Provided records:
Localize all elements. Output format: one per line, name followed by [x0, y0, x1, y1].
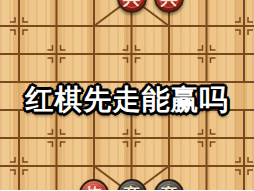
point-marker	[136, 142, 141, 147]
point-marker	[136, 58, 141, 63]
point-marker	[211, 129, 216, 134]
point-marker	[48, 58, 53, 63]
point-marker	[235, 157, 240, 162]
point-marker	[123, 142, 128, 147]
point-marker	[10, 17, 15, 22]
point-marker	[123, 58, 128, 63]
point-marker	[10, 157, 15, 162]
point-marker	[48, 45, 53, 50]
piece-glyph: 卒	[123, 186, 140, 191]
point-marker	[23, 17, 28, 22]
point-marker	[10, 170, 15, 175]
point-marker	[10, 30, 15, 35]
point-marker	[248, 157, 253, 162]
board-lines-layer	[0, 0, 254, 190]
point-marker	[198, 142, 203, 147]
piece-glyph: 兵	[123, 0, 140, 7]
point-marker	[23, 30, 28, 35]
point-marker	[123, 129, 128, 134]
piece-glyph: 炮	[86, 186, 103, 191]
point-marker	[248, 30, 253, 35]
piece-glyph: 卒	[161, 186, 178, 191]
point-marker	[61, 45, 66, 50]
point-marker	[136, 129, 141, 134]
point-marker	[211, 45, 216, 50]
point-marker	[198, 58, 203, 63]
point-marker	[211, 142, 216, 147]
point-marker	[123, 45, 128, 50]
xiangqi-board[interactable]: 兵兵炮卒卒 红棋先走能赢吗	[0, 0, 254, 190]
point-marker	[198, 45, 203, 50]
point-marker	[235, 170, 240, 175]
point-marker	[198, 129, 203, 134]
piece-glyph: 兵	[161, 0, 178, 7]
point-marker	[211, 58, 216, 63]
point-marker	[248, 17, 253, 22]
point-marker	[235, 17, 240, 22]
point-marker	[61, 142, 66, 147]
point-marker	[23, 170, 28, 175]
point-marker	[235, 30, 240, 35]
point-marker	[248, 170, 253, 175]
point-marker	[48, 129, 53, 134]
point-marker	[23, 157, 28, 162]
point-marker	[61, 58, 66, 63]
point-marker	[48, 142, 53, 147]
point-marker	[61, 129, 66, 134]
point-marker	[136, 45, 141, 50]
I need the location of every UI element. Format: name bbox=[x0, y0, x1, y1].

Task brief: Rewrite the lines of the listing starting at the one containing "142, 141, 147]" and ending at the one containing "157, 253, 162]", changing "point-marker" to "intersection-marker" and keeping everything else the same.

Solution for this task:
intersection-marker	[136, 142, 141, 147]
intersection-marker	[136, 58, 141, 63]
intersection-marker	[211, 129, 216, 134]
intersection-marker	[48, 58, 53, 63]
intersection-marker	[235, 157, 240, 162]
intersection-marker	[123, 142, 128, 147]
intersection-marker	[10, 17, 15, 22]
intersection-marker	[123, 58, 128, 63]
intersection-marker	[10, 157, 15, 162]
intersection-marker	[48, 45, 53, 50]
piece-glyph: 卒	[123, 186, 140, 191]
intersection-marker	[23, 17, 28, 22]
intersection-marker	[10, 170, 15, 175]
intersection-marker	[10, 30, 15, 35]
intersection-marker	[248, 157, 253, 162]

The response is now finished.